╔══

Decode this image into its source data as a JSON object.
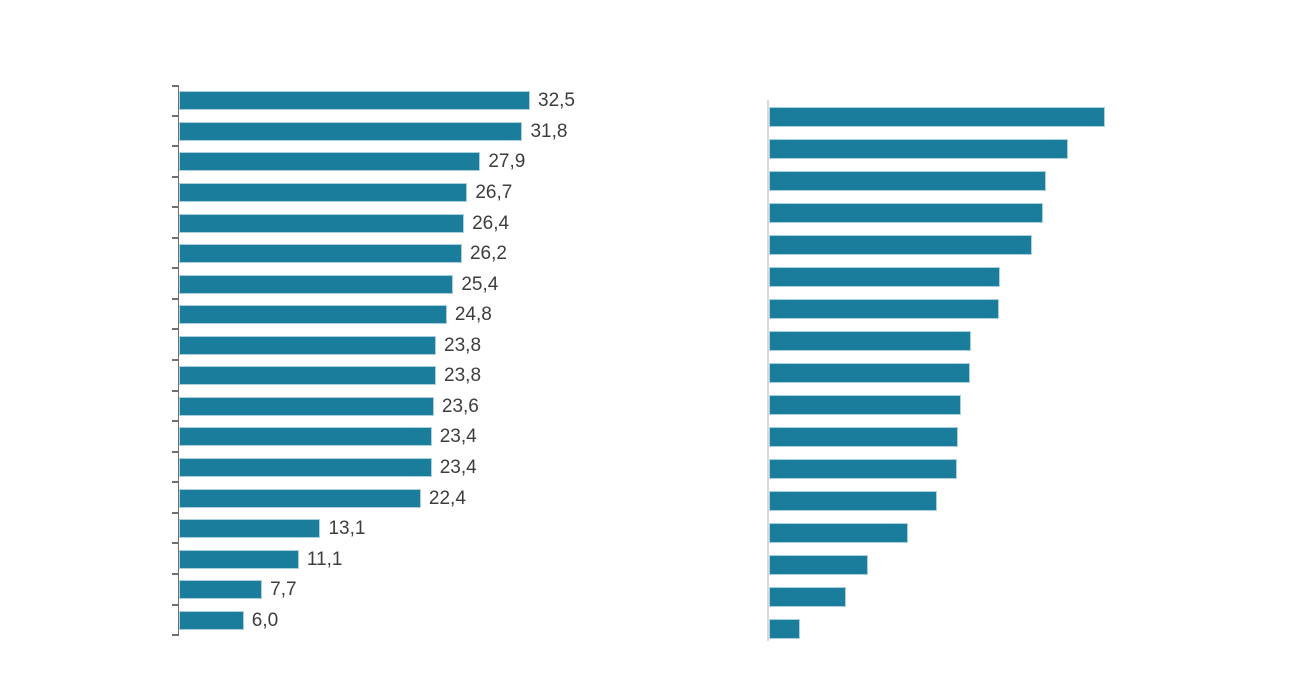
{
  "canvas": {
    "background": "#ffffff"
  },
  "colors": {
    "bar_fill": "#1a7d9c",
    "bar_border": "#aad0dd",
    "left_axis": "#707070",
    "right_axis": "#d9d9d9",
    "data_label": "#3d3d3d"
  },
  "chart_data": [
    {
      "id": "left-chart",
      "type": "bar",
      "orientation": "horizontal",
      "title": "",
      "xlabel": "",
      "ylabel": "",
      "values": [
        32.5,
        31.8,
        27.9,
        26.7,
        26.4,
        26.2,
        25.4,
        24.8,
        23.8,
        23.8,
        23.6,
        23.4,
        23.4,
        22.4,
        13.1,
        11.1,
        7.7,
        6.0
      ],
      "value_labels": [
        "32,5",
        "31,8",
        "27,9",
        "26,7",
        "26,4",
        "26,2",
        "25,4",
        "24,8",
        "23,8",
        "23,8",
        "23,6",
        "23,4",
        "23,4",
        "22,4",
        "13,1",
        "11,1",
        "7,7",
        "6,0"
      ],
      "decimal_separator": ",",
      "data_labels_visible": true,
      "value_axis": {
        "visible": false,
        "min": 0
      },
      "category_axis": {
        "line": true,
        "tick_marks": true,
        "labels": false
      },
      "grid": false,
      "legend": false
    },
    {
      "id": "right-chart",
      "type": "bar",
      "orientation": "horizontal",
      "title": "",
      "xlabel": "",
      "ylabel": "",
      "values_pct_of_max": [
        100,
        89.0,
        82.4,
        81.5,
        78.3,
        68.8,
        68.5,
        60.1,
        59.8,
        57.1,
        56.3,
        56.0,
        50.0,
        41.4,
        29.5,
        22.9,
        9.2
      ],
      "data_labels_visible": false,
      "value_axis": {
        "visible": false,
        "min": 0
      },
      "category_axis": {
        "line": true,
        "tick_marks": false,
        "labels": false
      },
      "grid": false,
      "legend": false
    }
  ]
}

╚══

Your task is to return the entries above exactly, with no pictures.

Decode this image into its source data as a JSON object.
{
  "canvas": {
    "background": "#ffffff"
  },
  "colors": {
    "bar_fill": "#1a7d9c",
    "bar_border": "#aad0dd",
    "left_axis": "#707070",
    "right_axis": "#d9d9d9",
    "data_label": "#3d3d3d"
  },
  "chart_data": [
    {
      "id": "left-chart",
      "type": "bar",
      "orientation": "horizontal",
      "title": "",
      "xlabel": "",
      "ylabel": "",
      "values": [
        32.5,
        31.8,
        27.9,
        26.7,
        26.4,
        26.2,
        25.4,
        24.8,
        23.8,
        23.8,
        23.6,
        23.4,
        23.4,
        22.4,
        13.1,
        11.1,
        7.7,
        6.0
      ],
      "value_labels": [
        "32,5",
        "31,8",
        "27,9",
        "26,7",
        "26,4",
        "26,2",
        "25,4",
        "24,8",
        "23,8",
        "23,8",
        "23,6",
        "23,4",
        "23,4",
        "22,4",
        "13,1",
        "11,1",
        "7,7",
        "6,0"
      ],
      "decimal_separator": ",",
      "data_labels_visible": true,
      "value_axis": {
        "visible": false,
        "min": 0
      },
      "category_axis": {
        "line": true,
        "tick_marks": true,
        "labels": false
      },
      "grid": false,
      "legend": false
    },
    {
      "id": "right-chart",
      "type": "bar",
      "orientation": "horizontal",
      "title": "",
      "xlabel": "",
      "ylabel": "",
      "values_pct_of_max": [
        100,
        89.0,
        82.4,
        81.5,
        78.3,
        68.8,
        68.5,
        60.1,
        59.8,
        57.1,
        56.3,
        56.0,
        50.0,
        41.4,
        29.5,
        22.9,
        9.2
      ],
      "data_labels_visible": false,
      "value_axis": {
        "visible": false,
        "min": 0
      },
      "category_axis": {
        "line": true,
        "tick_marks": false,
        "labels": false
      },
      "grid": false,
      "legend": false
    }
  ]
}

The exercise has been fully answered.